*SHORT TASK*
Show each line that has the string "πλησίον" in it.
--------------------------------
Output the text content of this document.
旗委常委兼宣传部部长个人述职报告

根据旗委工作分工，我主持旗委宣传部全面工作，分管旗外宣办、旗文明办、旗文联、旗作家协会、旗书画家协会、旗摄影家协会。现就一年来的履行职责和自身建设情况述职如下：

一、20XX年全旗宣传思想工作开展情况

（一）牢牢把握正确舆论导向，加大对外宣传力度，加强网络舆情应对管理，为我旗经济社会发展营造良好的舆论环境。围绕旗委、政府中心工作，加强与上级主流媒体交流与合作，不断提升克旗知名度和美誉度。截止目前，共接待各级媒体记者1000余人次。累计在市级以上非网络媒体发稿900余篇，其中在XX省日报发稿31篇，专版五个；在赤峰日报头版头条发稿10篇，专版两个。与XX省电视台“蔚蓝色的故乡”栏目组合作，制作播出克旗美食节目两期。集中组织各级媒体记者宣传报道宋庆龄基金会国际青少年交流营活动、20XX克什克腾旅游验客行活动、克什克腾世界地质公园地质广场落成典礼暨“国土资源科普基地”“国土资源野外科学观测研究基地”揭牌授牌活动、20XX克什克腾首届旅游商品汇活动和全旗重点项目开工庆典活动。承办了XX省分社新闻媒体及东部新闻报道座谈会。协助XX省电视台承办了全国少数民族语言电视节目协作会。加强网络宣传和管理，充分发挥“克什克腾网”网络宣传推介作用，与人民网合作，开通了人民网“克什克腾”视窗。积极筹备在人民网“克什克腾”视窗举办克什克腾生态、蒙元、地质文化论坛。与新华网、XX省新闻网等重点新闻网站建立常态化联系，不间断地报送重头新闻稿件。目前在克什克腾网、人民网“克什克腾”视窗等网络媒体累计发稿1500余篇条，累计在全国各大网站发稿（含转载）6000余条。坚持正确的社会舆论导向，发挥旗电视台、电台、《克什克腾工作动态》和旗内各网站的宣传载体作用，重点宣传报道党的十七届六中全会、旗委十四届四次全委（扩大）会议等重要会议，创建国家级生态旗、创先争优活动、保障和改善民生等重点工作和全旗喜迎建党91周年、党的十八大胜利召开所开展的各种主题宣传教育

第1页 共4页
--------------------------------
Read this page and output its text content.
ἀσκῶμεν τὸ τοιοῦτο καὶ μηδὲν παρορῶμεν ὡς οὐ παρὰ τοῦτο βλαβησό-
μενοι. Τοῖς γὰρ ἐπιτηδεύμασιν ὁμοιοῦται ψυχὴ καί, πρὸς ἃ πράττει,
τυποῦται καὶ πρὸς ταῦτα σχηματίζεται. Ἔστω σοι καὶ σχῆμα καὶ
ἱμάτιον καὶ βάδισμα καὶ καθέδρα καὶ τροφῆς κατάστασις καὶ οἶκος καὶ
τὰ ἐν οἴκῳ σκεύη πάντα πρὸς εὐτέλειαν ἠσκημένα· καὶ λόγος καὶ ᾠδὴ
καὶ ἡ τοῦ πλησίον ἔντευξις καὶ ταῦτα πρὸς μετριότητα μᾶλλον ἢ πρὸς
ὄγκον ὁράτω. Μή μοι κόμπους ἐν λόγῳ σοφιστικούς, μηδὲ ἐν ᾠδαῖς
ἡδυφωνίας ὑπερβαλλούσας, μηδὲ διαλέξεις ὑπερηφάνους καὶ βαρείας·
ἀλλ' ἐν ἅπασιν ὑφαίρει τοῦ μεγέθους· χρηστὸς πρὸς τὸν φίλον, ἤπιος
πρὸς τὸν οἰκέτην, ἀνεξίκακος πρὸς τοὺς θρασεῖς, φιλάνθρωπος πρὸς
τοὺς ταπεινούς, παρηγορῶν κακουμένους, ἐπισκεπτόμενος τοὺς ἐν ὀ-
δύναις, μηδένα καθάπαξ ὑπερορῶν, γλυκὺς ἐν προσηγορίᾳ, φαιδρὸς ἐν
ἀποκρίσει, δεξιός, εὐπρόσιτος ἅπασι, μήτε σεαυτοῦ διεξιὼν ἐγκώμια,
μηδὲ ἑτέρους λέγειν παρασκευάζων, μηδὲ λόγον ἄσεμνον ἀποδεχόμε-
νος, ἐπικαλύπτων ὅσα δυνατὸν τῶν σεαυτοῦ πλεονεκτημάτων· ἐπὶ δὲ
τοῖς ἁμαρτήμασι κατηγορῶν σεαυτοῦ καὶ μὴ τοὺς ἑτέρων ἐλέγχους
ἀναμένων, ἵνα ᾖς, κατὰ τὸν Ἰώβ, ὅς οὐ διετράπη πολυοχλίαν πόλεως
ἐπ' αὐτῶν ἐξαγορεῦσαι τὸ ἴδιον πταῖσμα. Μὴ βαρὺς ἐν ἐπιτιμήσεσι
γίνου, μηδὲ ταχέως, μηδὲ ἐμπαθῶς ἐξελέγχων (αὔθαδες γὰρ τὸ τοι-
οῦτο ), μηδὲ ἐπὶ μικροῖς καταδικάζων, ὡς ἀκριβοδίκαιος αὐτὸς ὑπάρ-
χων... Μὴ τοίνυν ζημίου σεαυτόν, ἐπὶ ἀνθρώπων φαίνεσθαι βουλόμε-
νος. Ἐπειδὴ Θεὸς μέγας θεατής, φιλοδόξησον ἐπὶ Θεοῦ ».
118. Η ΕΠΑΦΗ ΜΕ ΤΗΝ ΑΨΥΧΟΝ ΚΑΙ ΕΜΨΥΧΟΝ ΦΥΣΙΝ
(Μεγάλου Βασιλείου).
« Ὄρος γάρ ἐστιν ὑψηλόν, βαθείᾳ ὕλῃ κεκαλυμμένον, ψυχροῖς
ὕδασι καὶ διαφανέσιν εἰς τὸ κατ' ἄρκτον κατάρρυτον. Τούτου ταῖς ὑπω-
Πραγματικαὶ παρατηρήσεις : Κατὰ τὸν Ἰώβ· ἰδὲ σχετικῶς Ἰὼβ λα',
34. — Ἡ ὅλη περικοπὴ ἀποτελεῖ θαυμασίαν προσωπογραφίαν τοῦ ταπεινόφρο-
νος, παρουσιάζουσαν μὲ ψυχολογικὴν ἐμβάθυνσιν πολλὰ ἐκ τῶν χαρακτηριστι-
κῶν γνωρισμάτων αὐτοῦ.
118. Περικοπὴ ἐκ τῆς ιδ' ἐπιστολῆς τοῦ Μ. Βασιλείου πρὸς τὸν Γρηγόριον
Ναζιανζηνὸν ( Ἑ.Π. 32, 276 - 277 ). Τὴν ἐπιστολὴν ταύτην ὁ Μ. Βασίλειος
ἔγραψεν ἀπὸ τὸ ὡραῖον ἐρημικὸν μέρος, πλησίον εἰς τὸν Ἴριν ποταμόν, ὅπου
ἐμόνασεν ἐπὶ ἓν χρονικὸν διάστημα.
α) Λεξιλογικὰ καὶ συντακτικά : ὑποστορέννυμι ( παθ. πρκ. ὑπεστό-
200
--------------------------------
*REPLY*
καὶ ἡ τοῦ πλησίον ἔντευξις καὶ ταῦτα πρὸς μετριότητα μᾶλλον ἢ πρὸς
ἔγραψεν ἀπὸ τὸ ὡραῖον ἐρημικὸν μέρος, πλησίον εἰς τὸν Ἴριν ποταμόν, ὅπου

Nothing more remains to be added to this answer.